**JOB**
Retype the listing that follows, exactly as written.

**DATA ENTRIES**
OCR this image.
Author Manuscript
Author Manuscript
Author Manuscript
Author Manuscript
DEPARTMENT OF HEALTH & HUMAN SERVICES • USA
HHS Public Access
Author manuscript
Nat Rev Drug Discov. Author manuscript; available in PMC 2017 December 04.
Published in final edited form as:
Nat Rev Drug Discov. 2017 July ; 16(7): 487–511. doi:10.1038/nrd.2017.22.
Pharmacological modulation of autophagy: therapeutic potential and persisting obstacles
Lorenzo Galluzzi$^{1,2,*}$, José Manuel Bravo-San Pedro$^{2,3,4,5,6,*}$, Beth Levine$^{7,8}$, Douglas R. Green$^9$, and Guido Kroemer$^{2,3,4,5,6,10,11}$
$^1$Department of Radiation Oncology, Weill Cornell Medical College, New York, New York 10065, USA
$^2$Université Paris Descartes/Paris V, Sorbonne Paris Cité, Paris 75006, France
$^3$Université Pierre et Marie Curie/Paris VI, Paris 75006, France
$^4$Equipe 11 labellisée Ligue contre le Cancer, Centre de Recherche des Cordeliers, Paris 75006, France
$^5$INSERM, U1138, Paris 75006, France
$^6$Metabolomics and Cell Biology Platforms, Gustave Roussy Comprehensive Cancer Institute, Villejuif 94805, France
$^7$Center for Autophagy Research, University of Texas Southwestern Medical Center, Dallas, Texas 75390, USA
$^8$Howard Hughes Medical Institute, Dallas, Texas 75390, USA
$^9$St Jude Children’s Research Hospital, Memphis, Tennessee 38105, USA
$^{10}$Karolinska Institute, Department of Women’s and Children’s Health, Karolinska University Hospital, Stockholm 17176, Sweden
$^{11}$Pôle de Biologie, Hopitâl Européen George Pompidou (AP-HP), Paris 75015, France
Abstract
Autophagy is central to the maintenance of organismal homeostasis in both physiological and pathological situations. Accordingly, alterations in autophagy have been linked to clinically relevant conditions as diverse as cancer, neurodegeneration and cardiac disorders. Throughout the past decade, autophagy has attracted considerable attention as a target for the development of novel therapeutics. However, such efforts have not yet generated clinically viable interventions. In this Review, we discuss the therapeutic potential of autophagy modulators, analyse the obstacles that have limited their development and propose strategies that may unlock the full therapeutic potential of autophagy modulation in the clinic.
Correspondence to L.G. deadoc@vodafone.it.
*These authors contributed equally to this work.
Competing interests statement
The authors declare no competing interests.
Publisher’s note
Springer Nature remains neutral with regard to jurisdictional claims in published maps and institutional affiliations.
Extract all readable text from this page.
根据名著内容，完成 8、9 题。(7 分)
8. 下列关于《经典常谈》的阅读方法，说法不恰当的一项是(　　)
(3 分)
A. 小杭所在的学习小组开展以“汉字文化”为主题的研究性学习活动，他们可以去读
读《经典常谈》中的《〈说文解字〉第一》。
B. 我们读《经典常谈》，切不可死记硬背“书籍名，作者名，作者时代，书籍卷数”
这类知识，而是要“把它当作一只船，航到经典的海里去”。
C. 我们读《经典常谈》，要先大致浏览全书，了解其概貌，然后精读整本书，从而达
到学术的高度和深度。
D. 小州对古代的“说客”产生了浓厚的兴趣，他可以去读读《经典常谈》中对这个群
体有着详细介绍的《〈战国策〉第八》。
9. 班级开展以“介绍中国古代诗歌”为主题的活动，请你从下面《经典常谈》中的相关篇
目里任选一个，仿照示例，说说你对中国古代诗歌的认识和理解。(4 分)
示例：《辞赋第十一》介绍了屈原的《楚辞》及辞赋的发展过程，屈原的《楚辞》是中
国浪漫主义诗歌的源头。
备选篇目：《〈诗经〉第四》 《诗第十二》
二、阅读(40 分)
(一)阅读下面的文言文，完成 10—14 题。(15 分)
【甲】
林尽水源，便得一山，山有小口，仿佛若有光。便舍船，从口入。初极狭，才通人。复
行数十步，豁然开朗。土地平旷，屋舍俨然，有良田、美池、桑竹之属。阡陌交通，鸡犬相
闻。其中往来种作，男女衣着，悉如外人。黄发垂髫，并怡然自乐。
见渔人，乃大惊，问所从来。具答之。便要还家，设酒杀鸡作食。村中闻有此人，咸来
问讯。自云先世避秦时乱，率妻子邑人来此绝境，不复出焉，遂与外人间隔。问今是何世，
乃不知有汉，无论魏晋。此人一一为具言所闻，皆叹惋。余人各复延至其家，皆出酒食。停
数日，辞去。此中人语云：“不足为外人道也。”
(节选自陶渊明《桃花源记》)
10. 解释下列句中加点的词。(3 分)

**WRITTEN REPLY**
OCR this image.
Author Manuscript
Author Manuscript
Author Manuscript
Author Manuscript
DEPARTMENT OF HEALTH & HUMAN SERVICES • USA
HHS Public Access
Author manuscript
Nat Rev Drug Discov. Author manuscript; available in PMC 2017 December 04.
Published in final edited form as:
Nat Rev Drug Discov. 2017 July ; 16(7): 487–511. doi:10.1038/nrd.2017.22.
Pharmacological modulation of autophagy: therapeutic potential and persisting obstacles
Lorenzo Galluzzi$^{1,2,*}$, José Manuel Bravo-San Pedro$^{2,3,4,5,6,*}$, Beth Levine$^{7,8}$, Douglas R. Green$^9$, and Guido Kroemer$^{2,3,4,5,6,10,11}$
$^1$Department of Radiation Oncology, Weill Cornell Medical College, New York, New York 10065, USA
$^2$Université Paris Descartes/Paris V, Sorbonne Paris Cité, Paris 75006, France
$^3$Université Pierre et Marie Curie/Paris VI, Paris 75006, France
$^4$Equipe 11 labellisée Ligue contre le Cancer, Centre de Recherche des Cordeliers, Paris 75006, France
$^5$INSERM, U1138, Paris 75006, France
$^6$Metabolomics and Cell Biology Platforms, Gustave Roussy Comprehensive Cancer Institute, Villejuif 94805, France
$^7$Center for Autophagy Research, University of Texas Southwestern Medical Center, Dallas, Texas 75390, USA
$^8$Howard Hughes Medical Institute, Dallas, Texas 75390, USA
$^9$St Jude Children’s Research Hospital, Memphis, Tennessee 38105, USA
$^{10}$Karolinska Institute, Department of Women’s and Children’s Health, Karolinska University Hospital, Stockholm 17176, Sweden
$^{11}$Pôle de Biologie, Hopitâl Européen George Pompidou (AP-HP), Paris 75015, France
Abstract
Autophagy is central to the maintenance of organismal homeostasis in both physiological and pathological situations. Accordingly, alterations in autophagy have been linked to clinically relevant conditions as diverse as cancer, neurodegeneration and cardiac disorders. Throughout the past decade, autophagy has attracted considerable attention as a target for the development of novel therapeutics. However, such efforts have not yet generated clinically viable interventions. In this Review, we discuss the therapeutic potential of autophagy modulators, analyse the obstacles that have limited their development and propose strategies that may unlock the full therapeutic potential of autophagy modulation in the clinic.
Correspondence to L.G. deadoc@vodafone.it.
*These authors contributed equally to this work.
Competing interests statement
The authors declare no competing interests.
Publisher’s note
Springer Nature remains neutral with regard to jurisdictional claims in published maps and institutional affiliations.
Extract all readable text from this page.
根据名著内容，完成 8、9 题。(7 分)
8. 下列关于《经典常谈》的阅读方法，说法不恰当的一项是(　　)
(3 分)
A. 小杭所在的学习小组开展以“汉字文化”为主题的研究性学习活动，他们可以去读
读《经典常谈》中的《〈说文解字〉第一》。
B. 我们读《经典常谈》，切不可死记硬背“书籍名，作者名，作者时代，书籍卷数”
这类知识，而是要“把它当作一只船，航到经典的海里去”。
C. 我们读《经典常谈》，要先大致浏览全书，了解其概貌，然后精读整本书，从而达
到学术的高度和深度。
D. 小州对古代的“说客”产生了浓厚的兴趣，他可以去读读《经典常谈》中对这个群
体有着详细介绍的《〈战国策〉第八》。
9. 班级开展以“介绍中国古代诗歌”为主题的活动，请你从下面《经典常谈》中的相关篇
目里任选一个，仿照示例，说说你对中国古代诗歌的认识和理解。(4 分)
示例：《辞赋第十一》介绍了屈原的《楚辞》及辞赋的发展过程，屈原的《楚辞》是中
国浪漫主义诗歌的源头。
备选篇目：《〈诗经〉第四》 《诗第十二》
二、阅读(40 分)
(一)阅读下面的文言文，完成 10—14 题。(15 分)
【甲】
林尽水源，便得一山，山有小口，仿佛若有光。便舍船，从口入。初极狭，才通人。复
行数十步，豁然开朗。土地平旷，屋舍俨然，有良田、美池、桑竹之属。阡陌交通，鸡犬相
闻。其中往来种作，男女衣着，悉如外人。黄发垂髫，并怡然自乐。
见渔人，乃大惊，问所从来。具答之。便要还家，设酒杀鸡作食。村中闻有此人，咸来
问讯。自云先世避秦时乱，率妻子邑人来此绝境，不复出焉，遂与外人间隔。问今是何世，
乃不知有汉，无论魏晋。此人一一为具言所闻，皆叹惋。余人各复延至其家，皆出酒食。停
数日，辞去。此中人语云：“不足为外人道也。”
(节选自陶渊明《桃花源记》)
10. 解释下列句中加点的词。(3 分)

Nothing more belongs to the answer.